**STATED TASK:** In the records that follow, show each line where the word "Número" is present.

[Records from a data source]
==================================================

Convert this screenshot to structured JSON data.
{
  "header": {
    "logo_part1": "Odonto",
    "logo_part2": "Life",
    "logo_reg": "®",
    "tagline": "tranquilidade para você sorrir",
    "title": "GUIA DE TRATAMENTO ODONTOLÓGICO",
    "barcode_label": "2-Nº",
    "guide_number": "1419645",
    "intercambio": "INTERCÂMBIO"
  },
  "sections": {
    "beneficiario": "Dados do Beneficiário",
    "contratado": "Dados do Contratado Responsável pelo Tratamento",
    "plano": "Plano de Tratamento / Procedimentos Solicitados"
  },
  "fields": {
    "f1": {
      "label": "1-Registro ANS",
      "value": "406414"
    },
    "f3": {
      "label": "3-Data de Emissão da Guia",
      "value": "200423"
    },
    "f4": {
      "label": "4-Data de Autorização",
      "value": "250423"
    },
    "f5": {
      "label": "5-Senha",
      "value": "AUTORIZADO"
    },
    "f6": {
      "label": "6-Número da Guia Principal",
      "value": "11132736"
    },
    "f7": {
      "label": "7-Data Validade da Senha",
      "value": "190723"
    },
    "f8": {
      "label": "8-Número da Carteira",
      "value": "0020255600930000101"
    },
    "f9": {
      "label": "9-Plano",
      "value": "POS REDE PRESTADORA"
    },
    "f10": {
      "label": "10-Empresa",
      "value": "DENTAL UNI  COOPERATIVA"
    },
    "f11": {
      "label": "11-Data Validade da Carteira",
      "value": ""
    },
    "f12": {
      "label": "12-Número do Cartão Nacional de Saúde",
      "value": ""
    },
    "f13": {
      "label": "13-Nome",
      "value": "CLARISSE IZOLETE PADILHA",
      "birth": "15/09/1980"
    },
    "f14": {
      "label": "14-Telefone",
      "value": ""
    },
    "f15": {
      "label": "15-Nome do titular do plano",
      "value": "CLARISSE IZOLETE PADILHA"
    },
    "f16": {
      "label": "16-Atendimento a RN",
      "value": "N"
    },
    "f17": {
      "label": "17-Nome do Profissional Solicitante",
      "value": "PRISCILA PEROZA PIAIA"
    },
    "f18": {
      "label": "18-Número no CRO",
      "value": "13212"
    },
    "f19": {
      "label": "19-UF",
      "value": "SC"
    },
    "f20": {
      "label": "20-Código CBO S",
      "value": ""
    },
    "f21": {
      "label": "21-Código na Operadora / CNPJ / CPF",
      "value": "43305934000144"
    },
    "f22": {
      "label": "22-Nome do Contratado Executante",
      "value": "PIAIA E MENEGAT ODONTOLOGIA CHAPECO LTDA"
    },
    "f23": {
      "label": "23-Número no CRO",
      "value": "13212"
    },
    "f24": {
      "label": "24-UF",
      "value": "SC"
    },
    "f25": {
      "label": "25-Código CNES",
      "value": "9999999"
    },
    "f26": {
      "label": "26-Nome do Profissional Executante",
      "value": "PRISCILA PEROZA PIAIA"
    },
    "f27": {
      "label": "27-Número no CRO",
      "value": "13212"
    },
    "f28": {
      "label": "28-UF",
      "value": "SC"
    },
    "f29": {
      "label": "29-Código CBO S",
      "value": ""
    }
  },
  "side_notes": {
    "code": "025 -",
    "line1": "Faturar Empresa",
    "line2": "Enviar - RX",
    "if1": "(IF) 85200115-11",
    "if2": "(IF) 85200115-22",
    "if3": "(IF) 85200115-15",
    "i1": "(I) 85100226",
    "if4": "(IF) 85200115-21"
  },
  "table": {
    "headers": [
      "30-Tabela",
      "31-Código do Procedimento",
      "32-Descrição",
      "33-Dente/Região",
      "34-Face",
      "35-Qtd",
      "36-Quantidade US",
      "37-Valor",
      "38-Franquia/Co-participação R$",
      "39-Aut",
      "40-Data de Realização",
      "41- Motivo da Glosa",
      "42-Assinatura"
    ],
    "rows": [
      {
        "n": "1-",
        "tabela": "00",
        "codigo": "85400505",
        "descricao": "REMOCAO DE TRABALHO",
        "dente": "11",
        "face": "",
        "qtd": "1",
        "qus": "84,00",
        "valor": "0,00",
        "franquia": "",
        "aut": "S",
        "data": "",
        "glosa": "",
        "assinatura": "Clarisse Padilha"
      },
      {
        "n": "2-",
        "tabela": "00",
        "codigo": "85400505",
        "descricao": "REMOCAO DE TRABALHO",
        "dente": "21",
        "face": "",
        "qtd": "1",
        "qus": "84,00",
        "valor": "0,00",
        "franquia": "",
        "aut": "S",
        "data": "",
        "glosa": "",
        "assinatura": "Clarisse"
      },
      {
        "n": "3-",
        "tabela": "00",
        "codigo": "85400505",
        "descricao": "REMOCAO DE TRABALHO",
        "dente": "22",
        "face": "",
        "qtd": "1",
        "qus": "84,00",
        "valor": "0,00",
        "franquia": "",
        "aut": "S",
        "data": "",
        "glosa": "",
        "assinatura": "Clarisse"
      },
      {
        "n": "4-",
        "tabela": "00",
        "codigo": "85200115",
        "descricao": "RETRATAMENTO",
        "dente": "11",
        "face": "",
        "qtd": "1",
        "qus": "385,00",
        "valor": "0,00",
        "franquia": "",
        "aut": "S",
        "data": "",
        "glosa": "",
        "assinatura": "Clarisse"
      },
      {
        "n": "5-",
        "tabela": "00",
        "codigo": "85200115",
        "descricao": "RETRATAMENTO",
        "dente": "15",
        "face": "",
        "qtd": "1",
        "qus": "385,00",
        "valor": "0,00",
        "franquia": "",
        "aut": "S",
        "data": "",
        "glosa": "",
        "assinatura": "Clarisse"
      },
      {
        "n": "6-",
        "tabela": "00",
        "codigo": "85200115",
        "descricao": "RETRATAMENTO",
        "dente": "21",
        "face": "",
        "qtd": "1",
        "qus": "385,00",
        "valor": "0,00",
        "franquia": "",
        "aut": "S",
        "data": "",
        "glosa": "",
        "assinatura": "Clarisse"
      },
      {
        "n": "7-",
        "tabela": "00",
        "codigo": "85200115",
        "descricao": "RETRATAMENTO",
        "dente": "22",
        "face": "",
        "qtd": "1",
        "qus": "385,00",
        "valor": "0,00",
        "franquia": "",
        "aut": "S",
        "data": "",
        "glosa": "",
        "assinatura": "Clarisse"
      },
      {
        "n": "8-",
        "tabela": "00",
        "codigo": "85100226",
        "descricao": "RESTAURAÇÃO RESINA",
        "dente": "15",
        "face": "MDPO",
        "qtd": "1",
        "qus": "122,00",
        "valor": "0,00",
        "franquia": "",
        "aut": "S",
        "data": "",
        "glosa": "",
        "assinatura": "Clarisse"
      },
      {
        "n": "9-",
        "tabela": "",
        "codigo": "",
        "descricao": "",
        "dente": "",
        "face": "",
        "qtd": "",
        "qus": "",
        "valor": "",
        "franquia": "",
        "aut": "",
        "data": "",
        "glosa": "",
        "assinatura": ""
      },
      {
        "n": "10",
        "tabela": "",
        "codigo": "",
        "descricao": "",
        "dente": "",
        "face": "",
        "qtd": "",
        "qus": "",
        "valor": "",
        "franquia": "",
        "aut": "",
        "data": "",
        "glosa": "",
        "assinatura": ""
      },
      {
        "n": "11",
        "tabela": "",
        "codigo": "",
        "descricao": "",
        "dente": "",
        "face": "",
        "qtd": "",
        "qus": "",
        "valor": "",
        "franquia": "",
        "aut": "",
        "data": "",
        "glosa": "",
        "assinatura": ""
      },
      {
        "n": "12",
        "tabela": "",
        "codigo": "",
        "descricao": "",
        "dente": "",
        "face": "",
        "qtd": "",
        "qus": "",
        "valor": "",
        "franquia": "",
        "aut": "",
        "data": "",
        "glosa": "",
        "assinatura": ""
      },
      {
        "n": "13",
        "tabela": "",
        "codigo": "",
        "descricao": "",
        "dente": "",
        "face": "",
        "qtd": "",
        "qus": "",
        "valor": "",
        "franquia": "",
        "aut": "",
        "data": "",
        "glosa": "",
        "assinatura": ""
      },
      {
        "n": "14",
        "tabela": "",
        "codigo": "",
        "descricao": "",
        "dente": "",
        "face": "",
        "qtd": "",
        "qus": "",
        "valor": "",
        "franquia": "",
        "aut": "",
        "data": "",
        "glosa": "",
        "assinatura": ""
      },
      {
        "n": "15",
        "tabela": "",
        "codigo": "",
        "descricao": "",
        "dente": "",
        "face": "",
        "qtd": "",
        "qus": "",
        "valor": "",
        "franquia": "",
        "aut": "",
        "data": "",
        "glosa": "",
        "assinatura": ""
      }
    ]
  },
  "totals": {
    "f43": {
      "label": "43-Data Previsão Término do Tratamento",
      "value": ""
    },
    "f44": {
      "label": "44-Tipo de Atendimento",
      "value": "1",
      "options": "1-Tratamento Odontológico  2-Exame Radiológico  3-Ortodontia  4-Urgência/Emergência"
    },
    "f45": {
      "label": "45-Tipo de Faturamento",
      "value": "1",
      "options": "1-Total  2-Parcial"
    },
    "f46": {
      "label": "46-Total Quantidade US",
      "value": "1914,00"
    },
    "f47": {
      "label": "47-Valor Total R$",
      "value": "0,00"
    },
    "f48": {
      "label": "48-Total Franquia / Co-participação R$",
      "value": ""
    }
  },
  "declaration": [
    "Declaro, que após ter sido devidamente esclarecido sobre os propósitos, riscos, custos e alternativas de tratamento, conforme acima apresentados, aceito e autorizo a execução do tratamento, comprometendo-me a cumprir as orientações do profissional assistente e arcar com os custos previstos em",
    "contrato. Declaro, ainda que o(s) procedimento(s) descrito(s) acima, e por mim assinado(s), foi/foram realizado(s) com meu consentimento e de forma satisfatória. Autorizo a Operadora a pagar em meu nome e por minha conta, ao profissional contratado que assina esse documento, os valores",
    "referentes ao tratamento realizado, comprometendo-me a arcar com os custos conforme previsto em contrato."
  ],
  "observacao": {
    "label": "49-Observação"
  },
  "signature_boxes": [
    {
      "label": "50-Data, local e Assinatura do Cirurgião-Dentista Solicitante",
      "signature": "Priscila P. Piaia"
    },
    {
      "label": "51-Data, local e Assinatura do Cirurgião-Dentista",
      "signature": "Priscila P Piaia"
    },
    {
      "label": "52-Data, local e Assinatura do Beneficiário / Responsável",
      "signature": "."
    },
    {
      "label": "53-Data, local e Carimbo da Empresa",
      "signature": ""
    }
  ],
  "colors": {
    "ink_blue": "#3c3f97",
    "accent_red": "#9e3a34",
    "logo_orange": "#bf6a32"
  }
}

==================================================

**OUTPUT:**
      "label": "6-Número da Guia Principal",
      "label": "8-Número da Carteira",
      "label": "12-Número do Cartão Nacional de Saúde",
      "label": "18-Número no CRO",
      "label": "23-Número no CRO",
      "label": "27-Número no CRO",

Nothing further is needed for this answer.